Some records
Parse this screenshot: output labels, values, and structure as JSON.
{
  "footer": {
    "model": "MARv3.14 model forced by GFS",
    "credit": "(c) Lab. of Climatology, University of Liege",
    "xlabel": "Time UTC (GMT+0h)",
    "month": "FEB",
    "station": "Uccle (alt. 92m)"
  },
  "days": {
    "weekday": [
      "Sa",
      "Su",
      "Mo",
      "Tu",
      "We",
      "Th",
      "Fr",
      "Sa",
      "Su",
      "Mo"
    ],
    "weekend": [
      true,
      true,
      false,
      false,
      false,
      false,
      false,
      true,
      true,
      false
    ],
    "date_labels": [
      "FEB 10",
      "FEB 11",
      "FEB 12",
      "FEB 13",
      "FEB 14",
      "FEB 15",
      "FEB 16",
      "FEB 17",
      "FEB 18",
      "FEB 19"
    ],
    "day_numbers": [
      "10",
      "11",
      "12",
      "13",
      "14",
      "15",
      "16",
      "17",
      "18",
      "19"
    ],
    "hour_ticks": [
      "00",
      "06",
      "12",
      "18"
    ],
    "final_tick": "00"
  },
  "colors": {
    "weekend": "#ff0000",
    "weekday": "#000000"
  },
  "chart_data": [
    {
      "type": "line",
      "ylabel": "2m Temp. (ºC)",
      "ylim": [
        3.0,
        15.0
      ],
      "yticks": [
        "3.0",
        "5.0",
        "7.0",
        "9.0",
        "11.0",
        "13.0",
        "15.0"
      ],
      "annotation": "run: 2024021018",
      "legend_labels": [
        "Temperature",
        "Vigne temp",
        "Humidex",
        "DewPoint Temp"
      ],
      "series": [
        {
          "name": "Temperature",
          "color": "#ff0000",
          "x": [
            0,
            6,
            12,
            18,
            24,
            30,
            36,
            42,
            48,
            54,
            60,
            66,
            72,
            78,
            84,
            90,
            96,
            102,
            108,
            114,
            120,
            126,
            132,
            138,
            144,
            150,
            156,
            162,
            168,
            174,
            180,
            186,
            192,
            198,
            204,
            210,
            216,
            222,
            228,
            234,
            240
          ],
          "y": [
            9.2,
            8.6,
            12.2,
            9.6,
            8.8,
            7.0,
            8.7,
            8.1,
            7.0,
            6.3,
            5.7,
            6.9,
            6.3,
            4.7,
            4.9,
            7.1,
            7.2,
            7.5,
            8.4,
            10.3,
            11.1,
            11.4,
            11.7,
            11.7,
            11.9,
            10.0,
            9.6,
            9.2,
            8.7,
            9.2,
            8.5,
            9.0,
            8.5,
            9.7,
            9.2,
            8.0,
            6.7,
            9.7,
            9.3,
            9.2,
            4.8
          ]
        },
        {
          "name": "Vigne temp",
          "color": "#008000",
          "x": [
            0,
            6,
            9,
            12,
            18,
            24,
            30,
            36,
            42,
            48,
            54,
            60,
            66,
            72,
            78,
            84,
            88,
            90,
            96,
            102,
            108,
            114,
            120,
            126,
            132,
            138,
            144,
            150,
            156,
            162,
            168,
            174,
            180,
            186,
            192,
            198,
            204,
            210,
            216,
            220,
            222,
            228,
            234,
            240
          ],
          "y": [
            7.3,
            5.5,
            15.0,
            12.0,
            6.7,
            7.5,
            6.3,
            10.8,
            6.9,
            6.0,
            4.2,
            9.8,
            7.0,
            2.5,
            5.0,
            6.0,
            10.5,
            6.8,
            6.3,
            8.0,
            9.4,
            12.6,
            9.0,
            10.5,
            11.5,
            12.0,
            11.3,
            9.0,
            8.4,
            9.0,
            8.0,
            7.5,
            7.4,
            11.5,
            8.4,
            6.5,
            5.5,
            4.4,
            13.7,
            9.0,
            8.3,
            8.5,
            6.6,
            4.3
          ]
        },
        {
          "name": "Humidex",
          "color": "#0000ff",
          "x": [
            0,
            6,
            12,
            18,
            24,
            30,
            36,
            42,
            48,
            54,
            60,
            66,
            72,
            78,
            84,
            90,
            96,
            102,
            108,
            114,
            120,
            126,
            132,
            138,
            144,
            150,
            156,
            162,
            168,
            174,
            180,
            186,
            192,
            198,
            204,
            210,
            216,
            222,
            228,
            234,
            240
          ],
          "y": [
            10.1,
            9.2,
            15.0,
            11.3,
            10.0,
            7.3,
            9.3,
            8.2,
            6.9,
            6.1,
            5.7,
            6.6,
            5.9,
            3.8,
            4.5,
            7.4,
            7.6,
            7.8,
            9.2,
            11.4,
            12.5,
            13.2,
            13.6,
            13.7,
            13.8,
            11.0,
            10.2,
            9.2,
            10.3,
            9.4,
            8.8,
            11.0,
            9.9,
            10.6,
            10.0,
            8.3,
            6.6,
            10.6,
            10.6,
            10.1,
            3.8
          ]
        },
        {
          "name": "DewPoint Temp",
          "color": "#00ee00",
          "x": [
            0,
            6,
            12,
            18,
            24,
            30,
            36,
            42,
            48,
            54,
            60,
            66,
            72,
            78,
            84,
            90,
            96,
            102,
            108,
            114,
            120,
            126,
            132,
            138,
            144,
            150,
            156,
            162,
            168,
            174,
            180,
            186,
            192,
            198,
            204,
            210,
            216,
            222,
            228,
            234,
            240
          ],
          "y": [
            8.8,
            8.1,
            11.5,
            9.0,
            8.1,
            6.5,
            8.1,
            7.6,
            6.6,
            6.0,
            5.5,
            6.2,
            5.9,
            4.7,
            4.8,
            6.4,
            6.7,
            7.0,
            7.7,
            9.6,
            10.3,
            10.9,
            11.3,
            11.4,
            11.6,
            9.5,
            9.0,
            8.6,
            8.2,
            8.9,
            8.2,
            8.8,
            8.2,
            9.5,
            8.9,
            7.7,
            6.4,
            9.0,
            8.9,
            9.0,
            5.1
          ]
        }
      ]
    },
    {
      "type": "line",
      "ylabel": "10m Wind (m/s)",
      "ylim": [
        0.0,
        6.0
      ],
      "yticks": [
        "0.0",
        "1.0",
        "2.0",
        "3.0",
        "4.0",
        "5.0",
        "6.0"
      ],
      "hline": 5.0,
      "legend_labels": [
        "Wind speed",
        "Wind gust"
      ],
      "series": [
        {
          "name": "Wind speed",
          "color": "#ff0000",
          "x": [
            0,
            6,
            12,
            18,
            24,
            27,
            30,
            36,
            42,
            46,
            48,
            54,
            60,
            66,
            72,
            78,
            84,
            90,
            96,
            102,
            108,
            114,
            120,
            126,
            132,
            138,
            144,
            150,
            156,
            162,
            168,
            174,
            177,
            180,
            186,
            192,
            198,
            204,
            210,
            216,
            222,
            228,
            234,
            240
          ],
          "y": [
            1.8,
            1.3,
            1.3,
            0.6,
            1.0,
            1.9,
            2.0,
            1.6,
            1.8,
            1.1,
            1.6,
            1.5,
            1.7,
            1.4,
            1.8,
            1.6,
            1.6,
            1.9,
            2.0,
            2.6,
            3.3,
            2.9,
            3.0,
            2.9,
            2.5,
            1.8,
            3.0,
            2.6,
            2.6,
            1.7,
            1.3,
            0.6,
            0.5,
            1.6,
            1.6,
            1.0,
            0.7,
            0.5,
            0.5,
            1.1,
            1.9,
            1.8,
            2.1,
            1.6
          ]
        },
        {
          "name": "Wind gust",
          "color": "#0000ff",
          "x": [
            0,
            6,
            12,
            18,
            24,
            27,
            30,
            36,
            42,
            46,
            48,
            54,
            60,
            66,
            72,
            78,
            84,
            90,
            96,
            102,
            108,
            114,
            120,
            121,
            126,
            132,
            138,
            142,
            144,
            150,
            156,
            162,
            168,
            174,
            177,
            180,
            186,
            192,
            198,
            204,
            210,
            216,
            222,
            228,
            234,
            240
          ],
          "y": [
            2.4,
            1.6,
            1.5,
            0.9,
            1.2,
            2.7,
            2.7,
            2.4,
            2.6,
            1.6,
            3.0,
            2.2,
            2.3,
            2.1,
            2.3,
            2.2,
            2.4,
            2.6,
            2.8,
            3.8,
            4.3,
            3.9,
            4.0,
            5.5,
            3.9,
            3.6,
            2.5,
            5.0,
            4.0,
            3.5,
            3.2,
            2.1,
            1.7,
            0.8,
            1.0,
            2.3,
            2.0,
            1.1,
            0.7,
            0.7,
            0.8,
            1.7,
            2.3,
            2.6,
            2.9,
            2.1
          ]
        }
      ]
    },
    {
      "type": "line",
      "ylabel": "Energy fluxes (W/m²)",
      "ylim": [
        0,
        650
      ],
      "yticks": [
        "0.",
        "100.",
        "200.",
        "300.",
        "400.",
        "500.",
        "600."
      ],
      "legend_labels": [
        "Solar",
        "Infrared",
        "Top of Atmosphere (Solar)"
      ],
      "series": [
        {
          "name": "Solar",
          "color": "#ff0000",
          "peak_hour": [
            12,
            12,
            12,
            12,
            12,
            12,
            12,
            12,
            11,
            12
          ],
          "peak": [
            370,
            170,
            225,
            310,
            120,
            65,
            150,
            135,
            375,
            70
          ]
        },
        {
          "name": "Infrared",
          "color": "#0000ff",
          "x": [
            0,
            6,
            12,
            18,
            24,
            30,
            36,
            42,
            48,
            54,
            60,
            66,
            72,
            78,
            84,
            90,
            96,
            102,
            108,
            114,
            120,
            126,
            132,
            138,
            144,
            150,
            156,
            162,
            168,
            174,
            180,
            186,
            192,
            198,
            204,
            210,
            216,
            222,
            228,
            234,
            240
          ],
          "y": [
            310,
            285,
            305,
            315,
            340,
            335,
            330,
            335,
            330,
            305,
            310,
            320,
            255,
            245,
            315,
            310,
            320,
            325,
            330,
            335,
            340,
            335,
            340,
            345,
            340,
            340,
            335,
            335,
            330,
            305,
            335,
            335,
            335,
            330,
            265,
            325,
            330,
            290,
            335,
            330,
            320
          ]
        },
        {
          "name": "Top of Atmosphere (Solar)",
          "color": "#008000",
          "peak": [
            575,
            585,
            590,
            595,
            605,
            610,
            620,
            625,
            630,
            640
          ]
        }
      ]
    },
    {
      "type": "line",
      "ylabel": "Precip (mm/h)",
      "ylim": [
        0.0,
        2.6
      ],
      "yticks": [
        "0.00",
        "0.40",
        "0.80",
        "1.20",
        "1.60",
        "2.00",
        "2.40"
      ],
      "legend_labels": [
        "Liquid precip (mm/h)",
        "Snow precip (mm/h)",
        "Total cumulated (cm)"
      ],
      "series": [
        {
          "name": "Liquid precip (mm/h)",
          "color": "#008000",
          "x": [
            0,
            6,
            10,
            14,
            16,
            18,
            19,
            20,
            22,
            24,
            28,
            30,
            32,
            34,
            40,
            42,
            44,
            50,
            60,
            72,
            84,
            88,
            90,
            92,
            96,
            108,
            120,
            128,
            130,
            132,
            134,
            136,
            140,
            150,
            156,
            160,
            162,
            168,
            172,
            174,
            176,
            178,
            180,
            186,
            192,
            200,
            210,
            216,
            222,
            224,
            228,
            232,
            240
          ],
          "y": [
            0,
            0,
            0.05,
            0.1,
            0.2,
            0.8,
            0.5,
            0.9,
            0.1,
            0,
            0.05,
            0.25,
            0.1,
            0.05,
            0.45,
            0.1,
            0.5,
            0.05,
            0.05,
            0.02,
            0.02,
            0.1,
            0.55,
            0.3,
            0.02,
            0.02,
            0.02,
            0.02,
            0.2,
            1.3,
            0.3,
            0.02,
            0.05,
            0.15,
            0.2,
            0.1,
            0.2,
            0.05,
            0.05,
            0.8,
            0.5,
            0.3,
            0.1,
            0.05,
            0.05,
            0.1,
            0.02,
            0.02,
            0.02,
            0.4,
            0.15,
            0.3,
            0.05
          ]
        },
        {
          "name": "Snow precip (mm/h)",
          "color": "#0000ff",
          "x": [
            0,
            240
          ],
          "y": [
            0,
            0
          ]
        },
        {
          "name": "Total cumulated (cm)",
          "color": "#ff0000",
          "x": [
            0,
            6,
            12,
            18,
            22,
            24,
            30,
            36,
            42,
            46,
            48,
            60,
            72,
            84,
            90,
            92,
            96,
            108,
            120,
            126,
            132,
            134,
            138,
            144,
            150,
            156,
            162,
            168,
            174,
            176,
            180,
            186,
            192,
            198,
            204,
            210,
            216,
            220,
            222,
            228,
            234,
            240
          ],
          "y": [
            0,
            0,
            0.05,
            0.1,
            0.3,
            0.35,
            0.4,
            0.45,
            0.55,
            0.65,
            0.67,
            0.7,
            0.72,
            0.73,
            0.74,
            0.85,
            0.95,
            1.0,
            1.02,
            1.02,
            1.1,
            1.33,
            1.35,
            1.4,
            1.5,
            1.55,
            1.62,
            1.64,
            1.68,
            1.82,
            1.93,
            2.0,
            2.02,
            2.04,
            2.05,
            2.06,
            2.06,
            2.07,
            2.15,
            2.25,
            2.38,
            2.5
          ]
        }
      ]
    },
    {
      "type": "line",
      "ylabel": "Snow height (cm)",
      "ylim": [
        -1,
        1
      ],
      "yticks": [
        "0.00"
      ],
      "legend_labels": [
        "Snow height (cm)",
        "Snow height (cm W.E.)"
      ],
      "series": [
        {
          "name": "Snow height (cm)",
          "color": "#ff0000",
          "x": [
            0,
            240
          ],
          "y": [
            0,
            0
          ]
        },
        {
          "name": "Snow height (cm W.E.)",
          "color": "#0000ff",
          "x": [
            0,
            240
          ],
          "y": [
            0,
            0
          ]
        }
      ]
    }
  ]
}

- _The problem_
Pick every line with "cumulated" in it and copy it.

- _Result_
        "Total cumulated (cm)"
          "name": "Total cumulated (cm)",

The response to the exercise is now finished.